Rule Number 1: Give Me Screenshots.
Here's a product webpage that doesn't include screen shots. It doesn't event tell you where to find them.
When you dig deeper there are some thumbnail screen shots, but even they don't lead to full size images. The thumbnails are all you get.
This is a basic mistake, and I think it lets the product down badly. The product, TopDesk, is a leader in its field. (link courtesy of the Daily Grind)
Every software advertisement should include screenshots.
** Even 'Windows Services' that don't have a GUI **. Tattoo that on the back of your eyeballs (as William Goldman would say).
There's always a way to include a screen shot, and it's the first thing that people are looking for. Once they've seen your product, then they'll have a place in their mind to store the facts and figures, the features and the detail. They'll have questions, too, and hopefully the writing will answer their questions.

━━━━━━━━

§ Complete the following:
A – In the article on screenshots, what product has a webpage that doesn't include screenshots?
B – Pick up the article on screenshots after its final sentence and continue writing it.

Structured page parsing records
━━━━━━━━

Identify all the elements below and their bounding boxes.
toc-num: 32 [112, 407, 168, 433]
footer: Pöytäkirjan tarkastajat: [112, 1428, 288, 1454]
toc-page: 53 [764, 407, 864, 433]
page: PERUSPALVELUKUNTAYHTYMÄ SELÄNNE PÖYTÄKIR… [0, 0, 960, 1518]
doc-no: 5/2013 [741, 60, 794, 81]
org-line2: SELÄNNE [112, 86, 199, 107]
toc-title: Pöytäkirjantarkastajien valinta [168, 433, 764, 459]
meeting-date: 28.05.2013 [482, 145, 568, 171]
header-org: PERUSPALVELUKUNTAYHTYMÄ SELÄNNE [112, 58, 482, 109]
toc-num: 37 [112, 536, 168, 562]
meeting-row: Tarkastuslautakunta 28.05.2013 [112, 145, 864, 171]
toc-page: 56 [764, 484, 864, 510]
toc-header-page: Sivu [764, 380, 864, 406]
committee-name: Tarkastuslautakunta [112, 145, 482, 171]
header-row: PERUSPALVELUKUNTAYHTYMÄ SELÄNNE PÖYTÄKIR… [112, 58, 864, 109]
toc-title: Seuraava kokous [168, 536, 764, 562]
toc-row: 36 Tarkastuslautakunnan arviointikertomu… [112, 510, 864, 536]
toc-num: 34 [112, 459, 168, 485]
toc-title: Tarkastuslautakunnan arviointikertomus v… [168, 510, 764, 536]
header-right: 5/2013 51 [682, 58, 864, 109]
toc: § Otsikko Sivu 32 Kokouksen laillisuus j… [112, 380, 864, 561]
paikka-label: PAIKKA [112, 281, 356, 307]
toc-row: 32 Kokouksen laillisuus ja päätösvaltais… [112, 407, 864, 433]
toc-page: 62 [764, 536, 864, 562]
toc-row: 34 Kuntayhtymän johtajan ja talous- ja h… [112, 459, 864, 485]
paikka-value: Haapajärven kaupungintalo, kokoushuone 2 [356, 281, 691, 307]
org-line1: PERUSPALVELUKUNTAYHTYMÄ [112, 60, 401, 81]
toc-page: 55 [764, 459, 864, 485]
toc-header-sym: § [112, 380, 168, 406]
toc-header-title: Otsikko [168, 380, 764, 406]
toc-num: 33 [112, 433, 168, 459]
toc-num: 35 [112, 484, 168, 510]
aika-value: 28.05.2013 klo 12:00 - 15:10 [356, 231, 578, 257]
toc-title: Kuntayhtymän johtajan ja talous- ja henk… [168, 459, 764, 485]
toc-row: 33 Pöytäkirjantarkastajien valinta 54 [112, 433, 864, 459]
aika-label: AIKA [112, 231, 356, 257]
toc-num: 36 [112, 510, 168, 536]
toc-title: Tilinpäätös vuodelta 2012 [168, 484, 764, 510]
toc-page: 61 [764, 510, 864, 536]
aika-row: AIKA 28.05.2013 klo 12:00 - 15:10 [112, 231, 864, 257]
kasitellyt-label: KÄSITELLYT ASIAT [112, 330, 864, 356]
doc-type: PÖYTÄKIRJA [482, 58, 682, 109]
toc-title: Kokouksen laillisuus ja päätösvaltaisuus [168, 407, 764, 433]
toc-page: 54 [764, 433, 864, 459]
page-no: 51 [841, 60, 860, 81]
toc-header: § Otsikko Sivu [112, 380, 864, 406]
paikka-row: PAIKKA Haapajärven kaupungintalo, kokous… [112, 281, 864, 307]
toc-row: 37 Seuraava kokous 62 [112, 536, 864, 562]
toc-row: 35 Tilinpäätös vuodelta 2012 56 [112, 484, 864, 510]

━━━━━━━━

§ Task answers:
A – TopDesk

B –
Check out the front page for blogjet. That's better. A screenshot. And best yet -- the screen shot takes you to more screenshots. I feel like I know that product now. And if you know a product, well, you start to care about it. It's not just vapour.
CodeSmith's front page is another good example. It's real. So is DotPost.
This need for screenshots is probably a corollary of 'The Iceberg Secret' that Joel Spolsky writes about, and that you can read about in his book, which is like the website but a hell of a lot easier to read in a stranger's bed.
Okay, enough preaching for one post.